-- START --

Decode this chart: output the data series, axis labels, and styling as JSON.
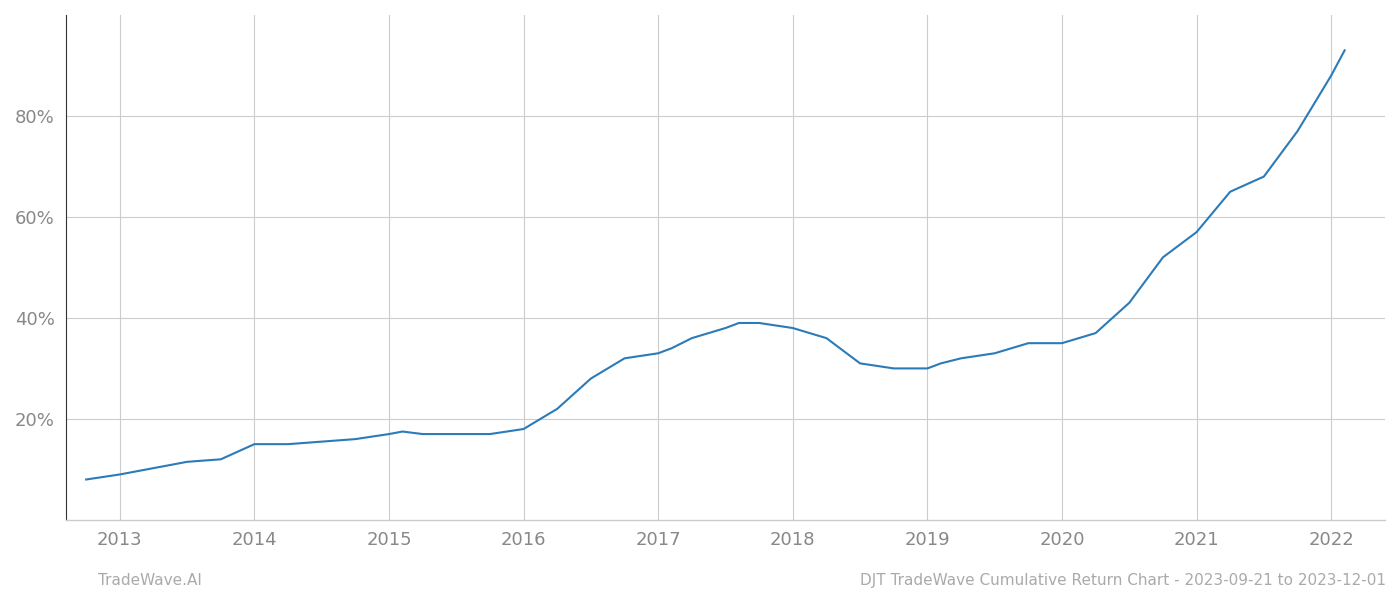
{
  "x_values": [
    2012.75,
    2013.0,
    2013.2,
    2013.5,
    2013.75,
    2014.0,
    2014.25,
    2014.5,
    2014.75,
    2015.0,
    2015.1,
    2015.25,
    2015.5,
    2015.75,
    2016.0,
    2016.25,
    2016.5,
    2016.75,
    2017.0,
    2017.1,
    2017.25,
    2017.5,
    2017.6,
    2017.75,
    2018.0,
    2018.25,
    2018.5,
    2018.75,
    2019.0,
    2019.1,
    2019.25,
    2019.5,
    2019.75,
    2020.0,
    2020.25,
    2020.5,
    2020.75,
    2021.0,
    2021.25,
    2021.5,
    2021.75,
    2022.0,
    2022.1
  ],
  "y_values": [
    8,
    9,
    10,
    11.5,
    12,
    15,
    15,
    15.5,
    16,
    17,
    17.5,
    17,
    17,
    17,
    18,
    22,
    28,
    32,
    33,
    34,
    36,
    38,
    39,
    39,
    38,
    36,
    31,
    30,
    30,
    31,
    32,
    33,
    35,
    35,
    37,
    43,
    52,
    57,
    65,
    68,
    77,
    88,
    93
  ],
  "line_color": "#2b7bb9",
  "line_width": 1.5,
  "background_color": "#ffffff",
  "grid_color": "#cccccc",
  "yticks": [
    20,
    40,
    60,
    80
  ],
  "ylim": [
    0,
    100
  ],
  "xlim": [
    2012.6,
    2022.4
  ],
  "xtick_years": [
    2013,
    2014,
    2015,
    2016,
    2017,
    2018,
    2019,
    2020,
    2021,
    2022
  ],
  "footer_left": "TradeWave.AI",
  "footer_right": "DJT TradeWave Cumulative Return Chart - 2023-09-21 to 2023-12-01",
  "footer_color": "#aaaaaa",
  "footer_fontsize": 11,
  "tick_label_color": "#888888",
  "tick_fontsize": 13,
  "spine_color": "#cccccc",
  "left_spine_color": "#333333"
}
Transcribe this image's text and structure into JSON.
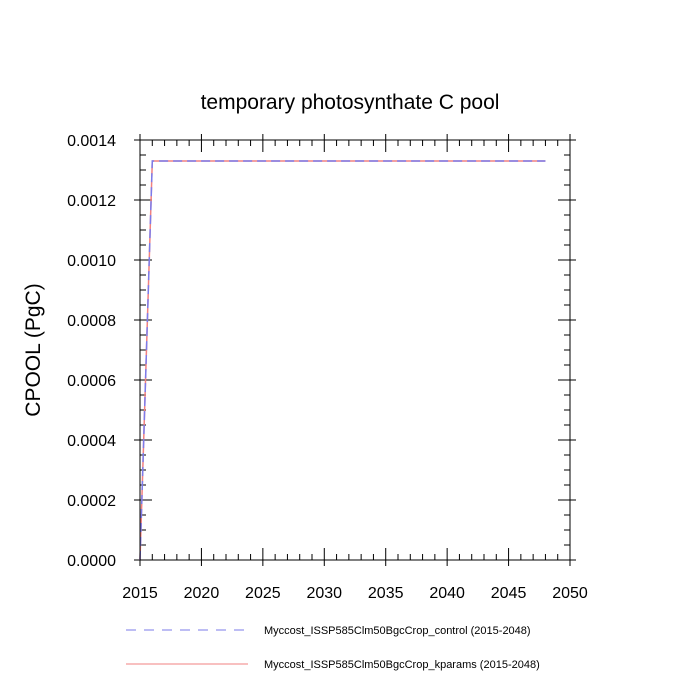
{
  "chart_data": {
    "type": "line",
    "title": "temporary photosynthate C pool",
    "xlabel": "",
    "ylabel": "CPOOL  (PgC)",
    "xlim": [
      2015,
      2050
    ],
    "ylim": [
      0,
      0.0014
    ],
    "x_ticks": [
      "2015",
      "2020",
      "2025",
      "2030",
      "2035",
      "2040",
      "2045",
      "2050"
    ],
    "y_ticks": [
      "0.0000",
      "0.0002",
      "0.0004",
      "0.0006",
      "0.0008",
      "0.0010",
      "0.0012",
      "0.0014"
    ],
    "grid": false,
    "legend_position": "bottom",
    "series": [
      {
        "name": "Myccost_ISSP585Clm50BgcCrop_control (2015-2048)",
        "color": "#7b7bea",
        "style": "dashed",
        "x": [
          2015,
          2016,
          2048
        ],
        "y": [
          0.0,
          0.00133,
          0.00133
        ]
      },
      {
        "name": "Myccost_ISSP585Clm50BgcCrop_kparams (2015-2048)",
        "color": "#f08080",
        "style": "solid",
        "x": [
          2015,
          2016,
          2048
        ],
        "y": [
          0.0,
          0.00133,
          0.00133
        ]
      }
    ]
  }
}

-- END --

**Problem to solve:** From the material above, reproduce everything verbatim except the pictures.

**Complete response:**
Decode this chart: output the data series, axis labels, and styling as JSON.
{
  "x_values": [
    2012.75,
    2013.0,
    2013.2,
    2013.5,
    2013.75,
    2014.0,
    2014.25,
    2014.5,
    2014.75,
    2015.0,
    2015.1,
    2015.25,
    2015.5,
    2015.75,
    2016.0,
    2016.25,
    2016.5,
    2016.75,
    2017.0,
    2017.1,
    2017.25,
    2017.5,
    2017.6,
    2017.75,
    2018.0,
    2018.25,
    2018.5,
    2018.75,
    2019.0,
    2019.1,
    2019.25,
    2019.5,
    2019.75,
    2020.0,
    2020.25,
    2020.5,
    2020.75,
    2021.0,
    2021.25,
    2021.5,
    2021.75,
    2022.0,
    2022.1
  ],
  "y_values": [
    8,
    9,
    10,
    11.5,
    12,
    15,
    15,
    15.5,
    16,
    17,
    17.5,
    17,
    17,
    17,
    18,
    22,
    28,
    32,
    33,
    34,
    36,
    38,
    39,
    39,
    38,
    36,
    31,
    30,
    30,
    31,
    32,
    33,
    35,
    35,
    37,
    43,
    52,
    57,
    65,
    68,
    77,
    88,
    93
  ],
  "line_color": "#2b7bb9",
  "line_width": 1.5,
  "background_color": "#ffffff",
  "grid_color": "#cccccc",
  "yticks": [
    20,
    40,
    60,
    80
  ],
  "ylim": [
    0,
    100
  ],
  "xlim": [
    2012.6,
    2022.4
  ],
  "xtick_years": [
    2013,
    2014,
    2015,
    2016,
    2017,
    2018,
    2019,
    2020,
    2021,
    2022
  ],
  "footer_left": "TradeWave.AI",
  "footer_right": "DJT TradeWave Cumulative Return Chart - 2023-09-21 to 2023-12-01",
  "footer_color": "#aaaaaa",
  "footer_fontsize": 11,
  "tick_label_color": "#888888",
  "tick_fontsize": 13,
  "spine_color": "#cccccc",
  "left_spine_color": "#333333"
}
Transcribe this image's text and structure into JSON.
{
  "chart_data": {
    "type": "line",
    "title": "temporary photosynthate C pool",
    "xlabel": "",
    "ylabel": "CPOOL  (PgC)",
    "xlim": [
      2015,
      2050
    ],
    "ylim": [
      0,
      0.0014
    ],
    "x_ticks": [
      "2015",
      "2020",
      "2025",
      "2030",
      "2035",
      "2040",
      "2045",
      "2050"
    ],
    "y_ticks": [
      "0.0000",
      "0.0002",
      "0.0004",
      "0.0006",
      "0.0008",
      "0.0010",
      "0.0012",
      "0.0014"
    ],
    "grid": false,
    "legend_position": "bottom",
    "series": [
      {
        "name": "Myccost_ISSP585Clm50BgcCrop_control (2015-2048)",
        "color": "#7b7bea",
        "style": "dashed",
        "x": [
          2015,
          2016,
          2048
        ],
        "y": [
          0.0,
          0.00133,
          0.00133
        ]
      },
      {
        "name": "Myccost_ISSP585Clm50BgcCrop_kparams (2015-2048)",
        "color": "#f08080",
        "style": "solid",
        "x": [
          2015,
          2016,
          2048
        ],
        "y": [
          0.0,
          0.00133,
          0.00133
        ]
      }
    ]
  }
}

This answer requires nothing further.